## Begin
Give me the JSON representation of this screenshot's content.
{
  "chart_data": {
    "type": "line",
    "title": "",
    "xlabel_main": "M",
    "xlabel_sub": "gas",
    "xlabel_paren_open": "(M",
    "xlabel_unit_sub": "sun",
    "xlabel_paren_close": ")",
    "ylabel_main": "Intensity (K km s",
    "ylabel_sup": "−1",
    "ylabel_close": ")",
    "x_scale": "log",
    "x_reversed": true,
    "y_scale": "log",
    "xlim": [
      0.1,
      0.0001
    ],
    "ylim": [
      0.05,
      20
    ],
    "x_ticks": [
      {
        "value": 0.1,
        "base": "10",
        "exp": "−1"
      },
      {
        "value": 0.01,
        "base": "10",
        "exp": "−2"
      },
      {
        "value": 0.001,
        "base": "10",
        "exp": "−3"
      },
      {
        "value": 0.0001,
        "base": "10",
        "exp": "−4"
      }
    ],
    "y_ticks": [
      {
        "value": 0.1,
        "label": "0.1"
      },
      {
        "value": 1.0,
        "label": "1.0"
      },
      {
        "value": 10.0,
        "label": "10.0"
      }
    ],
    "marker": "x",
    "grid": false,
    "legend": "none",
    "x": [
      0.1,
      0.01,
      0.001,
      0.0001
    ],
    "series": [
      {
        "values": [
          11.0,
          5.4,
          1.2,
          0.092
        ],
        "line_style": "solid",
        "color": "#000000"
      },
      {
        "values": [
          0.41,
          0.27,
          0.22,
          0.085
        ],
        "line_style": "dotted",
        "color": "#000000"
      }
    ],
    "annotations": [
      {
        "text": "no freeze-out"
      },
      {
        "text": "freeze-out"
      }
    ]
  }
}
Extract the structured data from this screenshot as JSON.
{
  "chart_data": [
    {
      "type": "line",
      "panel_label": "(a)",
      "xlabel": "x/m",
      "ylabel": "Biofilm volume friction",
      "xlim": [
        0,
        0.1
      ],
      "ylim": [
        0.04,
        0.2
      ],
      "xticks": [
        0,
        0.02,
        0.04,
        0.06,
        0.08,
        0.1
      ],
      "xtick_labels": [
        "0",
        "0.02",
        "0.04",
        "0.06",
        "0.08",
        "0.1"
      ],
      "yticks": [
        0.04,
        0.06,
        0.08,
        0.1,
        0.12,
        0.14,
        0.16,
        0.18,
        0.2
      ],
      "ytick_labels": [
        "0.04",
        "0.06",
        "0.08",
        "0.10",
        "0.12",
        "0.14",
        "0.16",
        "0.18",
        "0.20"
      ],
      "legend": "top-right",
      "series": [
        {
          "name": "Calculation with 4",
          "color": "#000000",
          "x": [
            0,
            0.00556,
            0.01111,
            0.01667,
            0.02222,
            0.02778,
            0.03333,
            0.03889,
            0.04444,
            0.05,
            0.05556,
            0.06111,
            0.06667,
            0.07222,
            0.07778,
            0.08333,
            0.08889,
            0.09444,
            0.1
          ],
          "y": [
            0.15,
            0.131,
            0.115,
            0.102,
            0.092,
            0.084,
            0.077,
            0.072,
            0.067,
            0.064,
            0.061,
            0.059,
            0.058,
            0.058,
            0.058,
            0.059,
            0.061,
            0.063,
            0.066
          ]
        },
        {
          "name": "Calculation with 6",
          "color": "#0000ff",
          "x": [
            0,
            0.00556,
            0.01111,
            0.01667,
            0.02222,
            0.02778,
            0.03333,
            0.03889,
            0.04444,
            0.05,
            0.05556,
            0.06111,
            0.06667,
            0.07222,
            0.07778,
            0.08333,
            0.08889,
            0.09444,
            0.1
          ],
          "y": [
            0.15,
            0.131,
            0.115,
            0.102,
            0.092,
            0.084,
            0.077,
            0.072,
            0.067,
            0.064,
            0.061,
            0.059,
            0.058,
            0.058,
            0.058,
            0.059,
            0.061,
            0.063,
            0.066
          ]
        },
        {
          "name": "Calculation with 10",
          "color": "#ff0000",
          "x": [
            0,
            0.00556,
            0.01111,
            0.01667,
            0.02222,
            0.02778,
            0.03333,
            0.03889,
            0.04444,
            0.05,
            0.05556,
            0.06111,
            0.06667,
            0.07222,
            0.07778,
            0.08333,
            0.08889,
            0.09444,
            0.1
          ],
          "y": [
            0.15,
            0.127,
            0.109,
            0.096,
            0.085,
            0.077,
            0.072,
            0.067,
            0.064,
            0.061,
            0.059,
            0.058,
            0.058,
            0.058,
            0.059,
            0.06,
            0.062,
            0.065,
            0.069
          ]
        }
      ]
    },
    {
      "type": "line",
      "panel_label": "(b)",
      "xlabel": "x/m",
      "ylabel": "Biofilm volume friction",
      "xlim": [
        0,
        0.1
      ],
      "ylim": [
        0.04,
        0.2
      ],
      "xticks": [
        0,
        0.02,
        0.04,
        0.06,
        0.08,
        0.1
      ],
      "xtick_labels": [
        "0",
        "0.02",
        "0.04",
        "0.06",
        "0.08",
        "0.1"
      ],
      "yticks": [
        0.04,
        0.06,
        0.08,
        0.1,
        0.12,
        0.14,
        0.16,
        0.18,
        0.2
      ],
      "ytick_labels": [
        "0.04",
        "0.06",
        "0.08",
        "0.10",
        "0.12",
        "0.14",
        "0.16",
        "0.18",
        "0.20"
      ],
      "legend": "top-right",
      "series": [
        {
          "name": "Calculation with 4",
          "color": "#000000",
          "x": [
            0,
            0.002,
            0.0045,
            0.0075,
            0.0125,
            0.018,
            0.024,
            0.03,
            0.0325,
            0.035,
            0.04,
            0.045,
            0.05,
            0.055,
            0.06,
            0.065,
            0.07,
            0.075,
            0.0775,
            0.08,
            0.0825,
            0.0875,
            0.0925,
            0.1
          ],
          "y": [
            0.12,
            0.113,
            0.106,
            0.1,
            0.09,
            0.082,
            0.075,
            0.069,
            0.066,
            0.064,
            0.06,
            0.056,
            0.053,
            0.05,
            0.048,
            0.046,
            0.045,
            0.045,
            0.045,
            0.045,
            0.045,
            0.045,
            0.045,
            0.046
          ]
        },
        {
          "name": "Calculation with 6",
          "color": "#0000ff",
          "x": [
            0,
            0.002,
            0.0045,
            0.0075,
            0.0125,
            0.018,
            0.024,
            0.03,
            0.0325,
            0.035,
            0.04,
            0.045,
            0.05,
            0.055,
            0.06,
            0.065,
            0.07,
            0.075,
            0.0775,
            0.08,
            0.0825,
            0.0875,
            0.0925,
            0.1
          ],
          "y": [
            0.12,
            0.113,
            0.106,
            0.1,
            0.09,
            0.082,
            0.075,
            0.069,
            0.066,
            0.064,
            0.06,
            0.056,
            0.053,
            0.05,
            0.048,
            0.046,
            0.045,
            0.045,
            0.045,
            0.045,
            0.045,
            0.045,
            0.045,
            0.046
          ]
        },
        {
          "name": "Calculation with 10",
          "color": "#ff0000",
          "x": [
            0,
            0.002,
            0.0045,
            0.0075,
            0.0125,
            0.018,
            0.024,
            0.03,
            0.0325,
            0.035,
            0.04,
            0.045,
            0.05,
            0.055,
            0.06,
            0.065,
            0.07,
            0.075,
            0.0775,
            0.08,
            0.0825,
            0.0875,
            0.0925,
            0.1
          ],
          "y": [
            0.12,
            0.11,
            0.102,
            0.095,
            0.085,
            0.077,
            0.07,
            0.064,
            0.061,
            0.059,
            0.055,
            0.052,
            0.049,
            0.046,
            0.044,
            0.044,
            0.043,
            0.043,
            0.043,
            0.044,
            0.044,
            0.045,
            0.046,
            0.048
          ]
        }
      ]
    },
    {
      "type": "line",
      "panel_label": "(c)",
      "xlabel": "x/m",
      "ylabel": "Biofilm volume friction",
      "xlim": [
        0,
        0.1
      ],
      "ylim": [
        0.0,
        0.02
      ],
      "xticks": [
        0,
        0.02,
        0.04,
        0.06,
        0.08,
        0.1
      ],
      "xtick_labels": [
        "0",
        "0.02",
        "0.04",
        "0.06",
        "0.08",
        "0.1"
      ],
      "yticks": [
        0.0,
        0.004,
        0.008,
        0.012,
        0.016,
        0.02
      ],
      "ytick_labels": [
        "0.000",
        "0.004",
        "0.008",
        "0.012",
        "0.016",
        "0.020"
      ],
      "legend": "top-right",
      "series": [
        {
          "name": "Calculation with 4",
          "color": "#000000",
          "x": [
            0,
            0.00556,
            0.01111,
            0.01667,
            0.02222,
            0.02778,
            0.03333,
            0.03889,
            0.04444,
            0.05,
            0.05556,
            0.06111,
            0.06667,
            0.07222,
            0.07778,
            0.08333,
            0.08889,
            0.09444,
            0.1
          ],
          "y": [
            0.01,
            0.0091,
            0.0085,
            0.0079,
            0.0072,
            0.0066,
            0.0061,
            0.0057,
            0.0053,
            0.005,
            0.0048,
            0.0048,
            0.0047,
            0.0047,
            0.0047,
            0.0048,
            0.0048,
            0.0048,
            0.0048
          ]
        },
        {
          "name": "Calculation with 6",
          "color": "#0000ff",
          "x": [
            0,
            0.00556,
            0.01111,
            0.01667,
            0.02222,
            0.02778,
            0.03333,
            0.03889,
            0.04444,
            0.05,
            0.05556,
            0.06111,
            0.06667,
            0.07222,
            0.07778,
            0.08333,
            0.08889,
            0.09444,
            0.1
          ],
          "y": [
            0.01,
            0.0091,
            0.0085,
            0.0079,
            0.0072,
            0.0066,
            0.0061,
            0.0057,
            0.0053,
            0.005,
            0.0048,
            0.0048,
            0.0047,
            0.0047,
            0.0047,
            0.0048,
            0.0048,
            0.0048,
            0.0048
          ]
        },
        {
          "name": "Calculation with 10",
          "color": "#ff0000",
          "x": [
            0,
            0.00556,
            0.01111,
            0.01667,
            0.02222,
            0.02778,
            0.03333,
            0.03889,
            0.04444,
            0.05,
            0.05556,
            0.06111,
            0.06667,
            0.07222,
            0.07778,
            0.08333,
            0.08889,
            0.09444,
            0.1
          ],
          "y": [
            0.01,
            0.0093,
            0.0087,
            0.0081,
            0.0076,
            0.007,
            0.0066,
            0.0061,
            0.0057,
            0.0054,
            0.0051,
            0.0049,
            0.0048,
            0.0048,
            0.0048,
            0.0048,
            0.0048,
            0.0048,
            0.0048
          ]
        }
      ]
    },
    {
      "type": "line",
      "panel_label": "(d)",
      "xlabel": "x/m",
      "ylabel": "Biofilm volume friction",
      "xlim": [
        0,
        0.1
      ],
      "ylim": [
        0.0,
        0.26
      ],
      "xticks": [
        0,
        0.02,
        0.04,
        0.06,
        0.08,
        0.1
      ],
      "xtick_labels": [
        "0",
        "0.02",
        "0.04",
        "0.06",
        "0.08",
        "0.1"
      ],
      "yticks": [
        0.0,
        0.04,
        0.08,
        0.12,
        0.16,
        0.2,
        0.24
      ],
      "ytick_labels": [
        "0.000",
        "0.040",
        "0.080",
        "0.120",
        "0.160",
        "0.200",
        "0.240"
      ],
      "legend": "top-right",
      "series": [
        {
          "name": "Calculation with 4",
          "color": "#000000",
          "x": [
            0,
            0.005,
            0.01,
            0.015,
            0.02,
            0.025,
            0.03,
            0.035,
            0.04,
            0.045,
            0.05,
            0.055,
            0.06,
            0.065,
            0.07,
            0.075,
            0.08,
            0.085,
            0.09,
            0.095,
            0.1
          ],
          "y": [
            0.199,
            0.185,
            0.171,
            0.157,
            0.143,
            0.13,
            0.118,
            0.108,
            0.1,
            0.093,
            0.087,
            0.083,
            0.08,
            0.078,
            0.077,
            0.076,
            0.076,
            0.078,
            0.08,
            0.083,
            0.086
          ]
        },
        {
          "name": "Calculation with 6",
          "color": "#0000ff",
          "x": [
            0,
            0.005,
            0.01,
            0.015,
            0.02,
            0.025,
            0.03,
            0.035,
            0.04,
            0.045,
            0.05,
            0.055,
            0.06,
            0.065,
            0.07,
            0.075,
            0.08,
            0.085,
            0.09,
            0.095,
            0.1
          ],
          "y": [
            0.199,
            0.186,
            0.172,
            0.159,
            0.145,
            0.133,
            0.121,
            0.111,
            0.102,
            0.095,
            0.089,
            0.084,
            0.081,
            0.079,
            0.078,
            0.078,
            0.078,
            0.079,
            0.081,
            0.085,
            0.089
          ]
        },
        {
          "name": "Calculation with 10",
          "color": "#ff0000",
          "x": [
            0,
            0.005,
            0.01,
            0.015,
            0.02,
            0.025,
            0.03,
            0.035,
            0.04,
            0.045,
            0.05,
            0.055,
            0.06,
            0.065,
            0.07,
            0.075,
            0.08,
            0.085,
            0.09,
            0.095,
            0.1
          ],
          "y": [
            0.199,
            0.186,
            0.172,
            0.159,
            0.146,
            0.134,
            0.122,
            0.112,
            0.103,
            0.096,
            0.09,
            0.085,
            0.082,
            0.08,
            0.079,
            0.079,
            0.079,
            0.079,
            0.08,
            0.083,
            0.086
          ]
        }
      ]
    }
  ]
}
## End
**THE EXERCISE**
Go through the data and gather every line that holds "this".

**TASK OUTPUT**
Give me the JSON representation of this screenshot's content.
Extract the structured data from this screenshot as JSON.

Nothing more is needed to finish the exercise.